■ Goal of the exercise ■
Rewrite every listing below, changing "Suggested for you" to "Recommended for you" wherever it appears and leaving everything else unchanged. Leave the pictures out of your answer.

■ Records provided ■
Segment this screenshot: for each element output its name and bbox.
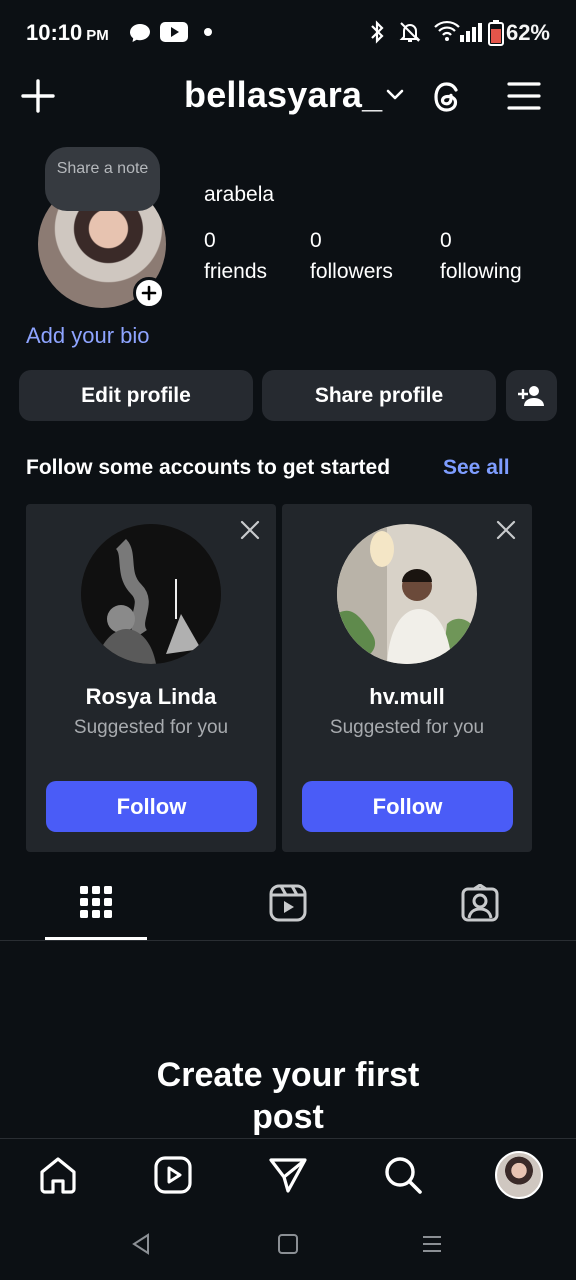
send-icon[interactable] (268, 1155, 308, 1195)
threads-icon[interactable] (429, 78, 465, 116)
bluetooth-icon (368, 20, 386, 44)
battery-icon (488, 20, 504, 46)
stat-label: following (440, 260, 522, 283)
suggestion-avatar[interactable] (337, 524, 477, 664)
stat-value: 0 (440, 229, 452, 252)
suggestions-heading: Follow some accounts to get started (26, 456, 391, 479)
wifi-icon (434, 20, 460, 42)
stat-label: followers (310, 260, 393, 283)
suggestion-name[interactable]: Rosya Linda (26, 684, 276, 710)
add-person-icon (517, 385, 546, 407)
stat-followers[interactable]: 0 followers (310, 225, 393, 287)
menu-hamburger-icon[interactable] (506, 80, 542, 112)
system-home-icon[interactable] (277, 1233, 299, 1255)
profile-nav-avatar[interactable] (495, 1151, 543, 1199)
close-icon[interactable] (494, 518, 518, 542)
edit-profile-button[interactable]: Edit profile (19, 370, 253, 421)
battery-percent: 62% (505, 20, 550, 45)
suggestion-subtitle: Suggested for you (73, 717, 229, 738)
stat-label: friends (204, 260, 268, 283)
stat-value: 0 (310, 229, 322, 252)
stat-following[interactable]: 0 following (440, 225, 522, 287)
suggestion-subtitle: Suggested for you (329, 717, 485, 738)
grid-icon[interactable] (78, 884, 114, 920)
signal-icon (460, 22, 482, 42)
create-plus-icon[interactable] (20, 78, 56, 114)
display-name: arabela (204, 183, 275, 206)
follow-button[interactable]: Follow (302, 781, 513, 832)
discover-people-button[interactable] (506, 370, 557, 421)
account-switcher-chevron-icon[interactable] (386, 88, 404, 102)
mute-bell-icon (398, 20, 422, 44)
system-back-icon[interactable] (130, 1232, 152, 1256)
status-bar: 10:10 PM 62% (0, 0, 576, 64)
suggestion-card: Rosya Linda Suggested for you Follow (26, 504, 276, 852)
search-icon[interactable] (383, 1155, 423, 1195)
notification-dot-icon (204, 28, 212, 36)
youtube-icon (160, 22, 188, 42)
suggestion-card: hv.mull Suggested for you Follow (282, 504, 532, 852)
tabs-divider (0, 940, 576, 941)
share-profile-button[interactable]: Share profile (262, 370, 496, 421)
add-bio-link[interactable]: Add your bio (26, 323, 150, 349)
close-icon[interactable] (238, 518, 262, 542)
suggestion-avatar[interactable] (81, 524, 221, 664)
suggestion-name[interactable]: hv.mull (282, 684, 532, 710)
tagged-icon[interactable] (461, 884, 499, 922)
empty-state-title: Create your first post (156, 1056, 420, 1136)
follow-button[interactable]: Follow (46, 781, 257, 832)
reels-nav-icon[interactable] (153, 1155, 193, 1195)
reels-icon[interactable] (269, 884, 307, 922)
message-bubble-icon (128, 22, 152, 44)
share-note-bubble[interactable]: Share a note (45, 147, 160, 211)
stat-friends[interactable]: 0 friends (204, 225, 267, 287)
username-title[interactable]: bellasyara_ (184, 74, 382, 116)
home-icon[interactable] (38, 1155, 78, 1195)
add-story-plus-icon[interactable] (133, 277, 165, 309)
system-recents-icon[interactable] (421, 1234, 443, 1254)
stat-value: 0 (204, 229, 216, 252)
see-all-link[interactable]: See all (443, 456, 510, 480)
status-time: 10:10 PM (26, 20, 109, 45)
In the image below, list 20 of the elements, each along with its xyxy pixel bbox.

■ Written reply ■
Segment this screenshot: for each element output its name and bbox.
send-icon[interactable] (268, 1155, 308, 1195)
threads-icon[interactable] (429, 78, 465, 116)
bluetooth-icon (368, 20, 386, 44)
battery-icon (488, 20, 504, 46)
stat-label: following (440, 260, 522, 283)
suggestion-avatar[interactable] (337, 524, 477, 664)
stat-value: 0 (440, 229, 452, 252)
suggestions-heading: Follow some accounts to get started (26, 456, 391, 479)
wifi-icon (434, 20, 460, 42)
stat-label: followers (310, 260, 393, 283)
suggestion-name[interactable]: Rosya Linda (26, 684, 276, 710)
add-person-icon (517, 385, 546, 407)
stat-followers[interactable]: 0 followers (310, 225, 393, 287)
menu-hamburger-icon[interactable] (506, 80, 542, 112)
system-home-icon[interactable] (277, 1233, 299, 1255)
profile-nav-avatar[interactable] (495, 1151, 543, 1199)
close-icon[interactable] (494, 518, 518, 542)
edit-profile-button[interactable]: Edit profile (19, 370, 253, 421)
battery-percent: 62% (505, 20, 550, 45)
suggestion-subtitle: Recommended for you (73, 717, 229, 738)
stat-label: friends (204, 260, 268, 283)
stat-value: 0 (310, 229, 322, 252)
stat-following[interactable]: 0 following (440, 225, 522, 287)
suggestion-subtitle: Recommended for you (329, 717, 485, 738)
grid-icon[interactable] (78, 884, 114, 920)
signal-icon (460, 22, 482, 42)
create-plus-icon[interactable] (20, 78, 56, 114)
display-name: arabela (204, 183, 275, 206)
follow-button[interactable]: Follow (302, 781, 513, 832)
discover-people-button[interactable] (506, 370, 557, 421)
account-switcher-chevron-icon[interactable] (386, 88, 404, 102)
mute-bell-icon (398, 20, 422, 44)
system-back-icon[interactable] (130, 1232, 152, 1256)
status-bar: 10:10 PM 62% (0, 0, 576, 64)
suggestion-card: Rosya Linda Recommended for you Follow (26, 504, 276, 852)
search-icon[interactable] (383, 1155, 423, 1195)
notification-dot-icon (204, 28, 212, 36)
youtube-icon (160, 22, 188, 42)
suggestion-card: hv.mull Recommended for you Follow (282, 504, 532, 852)
tabs-divider (0, 940, 576, 941)
share-profile-button[interactable]: Share profile (262, 370, 496, 421)
add-bio-link[interactable]: Add your bio (26, 323, 150, 349)
close-icon[interactable] (238, 518, 262, 542)
suggestion-avatar[interactable] (81, 524, 221, 664)
suggestion-name[interactable]: hv.mull (282, 684, 532, 710)
tagged-icon[interactable] (461, 884, 499, 922)
empty-state-title: Create your first post (156, 1056, 420, 1136)
follow-button[interactable]: Follow (46, 781, 257, 832)
reels-nav-icon[interactable] (153, 1155, 193, 1195)
reels-icon[interactable] (269, 884, 307, 922)
message-bubble-icon (128, 22, 152, 44)
share-note-bubble[interactable]: Share a note (45, 147, 160, 211)
stat-friends[interactable]: 0 friends (204, 225, 267, 287)
username-title[interactable]: bellasyara_ (184, 74, 382, 116)
home-icon[interactable] (38, 1155, 78, 1195)
add-story-plus-icon[interactable] (133, 277, 165, 309)
system-recents-icon[interactable] (421, 1234, 443, 1254)
stat-value: 0 (204, 229, 216, 252)
see-all-link[interactable]: See all (443, 456, 510, 480)
status-time: 10:10 PM (26, 20, 109, 45)
In the image below, list 20 of the elements, each along with its xyxy pixel bbox.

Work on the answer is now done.